• Goal of the exercise
In the records below, find the line holding "Convert this document image to plain text."; copy it and every line after it to the end, omitting all images.

— BEGIN Data excerpts —

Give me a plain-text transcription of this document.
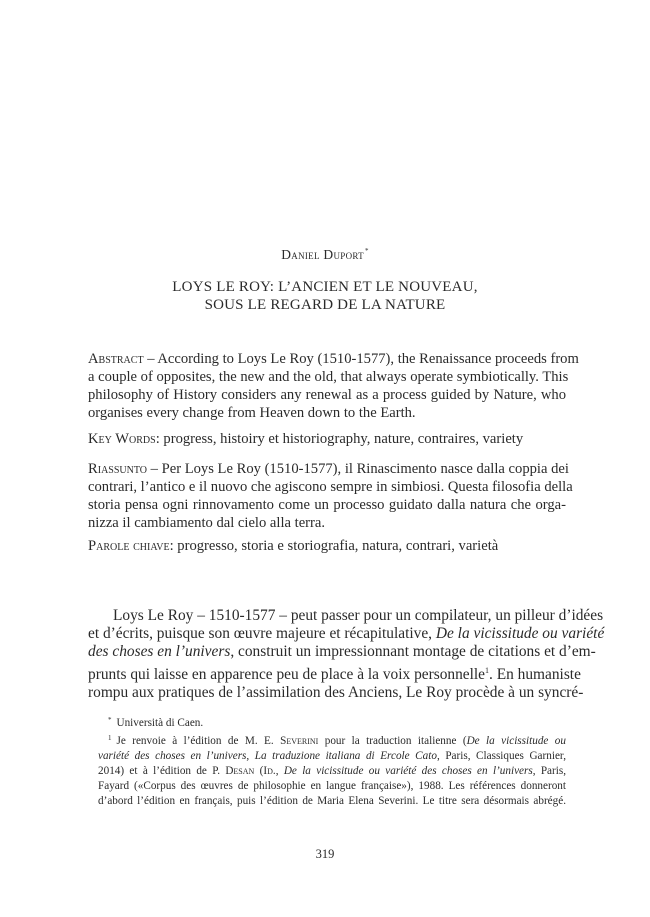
Daniel Duport*
LOYS LE ROY: L’ANCIEN ET LE NOUVEAU,
SOUS LE REGARD DE LA NATURE
Abstract – According to Loys Le Roy (1510-1577), the Renaissance proceeds from
a couple of opposites, the new and the old, that always operate symbiotically. This
philosophy of History considers any renewal as a process guided by Nature, who
organises every change from Heaven down to the Earth.
Key Words: progress, histoiry et historiography, nature, contraires, variety
Riassunto – Per Loys Le Roy (1510-1577), il Rinascimento nasce dalla coppia dei
contrari, l’antico e il nuovo che agiscono sempre in simbiosi. Questa filosofia della
storia pensa ogni rinnovamento come un processo guidato dalla natura che orga-
nizza il cambiamento dal cielo alla terra.
Parole chiave: progresso, storia e storiografia, natura, contrari, varietà
Loys Le Roy – 1510-1577 – peut passer pour un compilateur, un pilleur d’idées
et d’écrits, puisque son œuvre majeure et récapitulative, De la vicissitude ou variété
des choses en l’univers, construit un impressionnant montage de citations et d’em-
prunts qui laisse en apparence peu de place à la voix personnelle$^1$. En humaniste
rompu aux pratiques de l’assimilation des Anciens, Le Roy procède à un syncré-
* Università di Caen.
$^1$ Je renvoie à l’édition de M. E. Severini pour la traduction italienne (De la vicissitude ou
variété des choses en l’univers, La traduzione italiana di Ercole Cato, Paris, Classiques Garnier,
2014) et à l’édition de P. Desan (Id., De la vicissitude ou variété des choses en l’univers, Paris,
Fayard («Corpus des œuvres de philosophie en langue française»), 1988. Les références donneront
d’abord l’édition en français, puis l’édition de Maria Elena Severini. Le titre sera désormais abrégé.
319
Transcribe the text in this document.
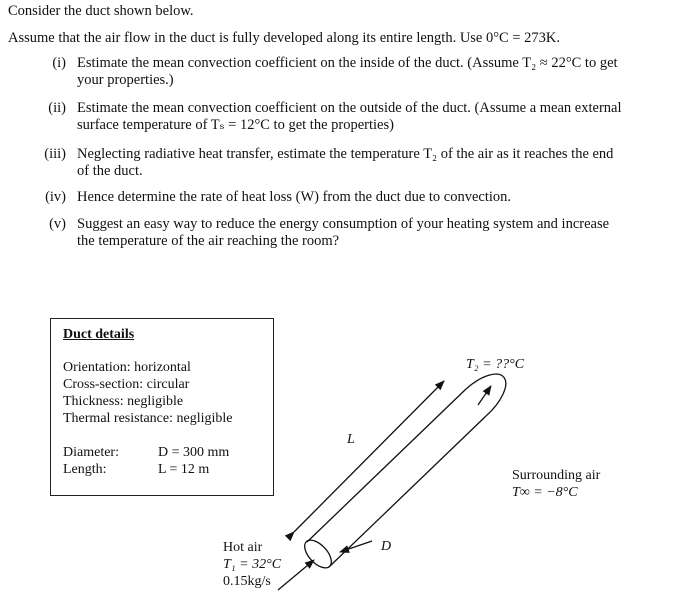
Consider the duct shown below.
Assume that the air flow in the duct is fully developed along its entire length. Use 0°C = 273K.
(i) Estimate the mean convection coefficient on the inside of the duct. (Assume T₂ ≈ 22°C to get
your properties.)
(ii) Estimate the mean convection coefficient on the outside of the duct. (Assume a mean external
surface temperature of Tₛ = 12°C to get the properties)
(iii) Neglecting radiative heat transfer, estimate the temperature T₂ of the air as it reaches the end
of the duct.
(iv) Hence determine the rate of heat loss (W) from the duct due to convection.
(v) Suggest an easy way to reduce the energy consumption of your heating system and increase
the temperature of the air reaching the room?
Duct details
Orientation: horizontal
Cross-section: circular
Thickness: negligible
Thermal resistance: negligible
Diameter:	D = 300 mm
Length:	L = 12 m
T₂ = ??°C
L
D
Surrounding air
T∞ = −8°C
Hot air
T₁ = 32°C
0.15kg/s
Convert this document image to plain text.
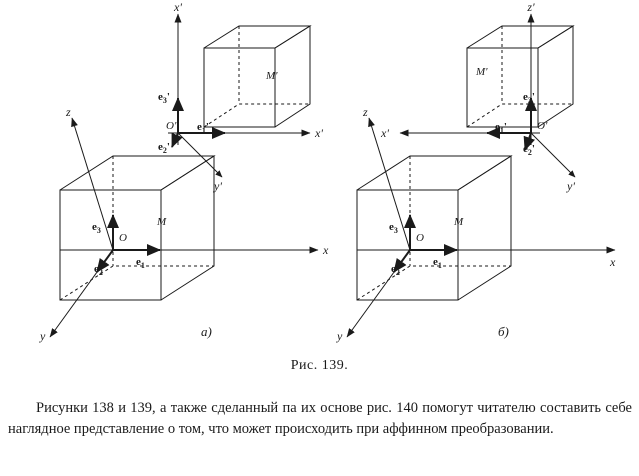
x'
x'
y'
O'
M'
$e_3'$
$e_1'$
$e_2'$
z
x
y
O
M
$e_3$
$e_1$
$e_2$
а)
z'
x'
y'
O'
M'
$e_3'$
$e_1'$
$e_2'$
z
x
y
O
M
$e_3$
$e_1$
$e_2$
б)
Рис. 139.

Рисунки 138 и 139, а также сделанный па их основе рис. 140 помогут читателю составить себе наглядное представление о том, что может происходить при аффинном преобразовании.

— END Data excerpts —

• Exercise solution
Convert this document image to plain text.
x'
x'
y'
O'
M'
$e_3'$
$e_1'$
$e_2'$
z
x
y
O
M
$e_3$
$e_1$
$e_2$
а)
z'
x'
y'
O'
M'
$e_3'$
$e_1'$
$e_2'$
z
x
y
O
M
$e_3$
$e_1$
$e_2$
б)
Рис. 139.

Рисунки 138 и 139, а также сделанный па их основе рис. 140 помогут читателю составить себе наглядное представление о том, что может происходить при аффинном преобразовании.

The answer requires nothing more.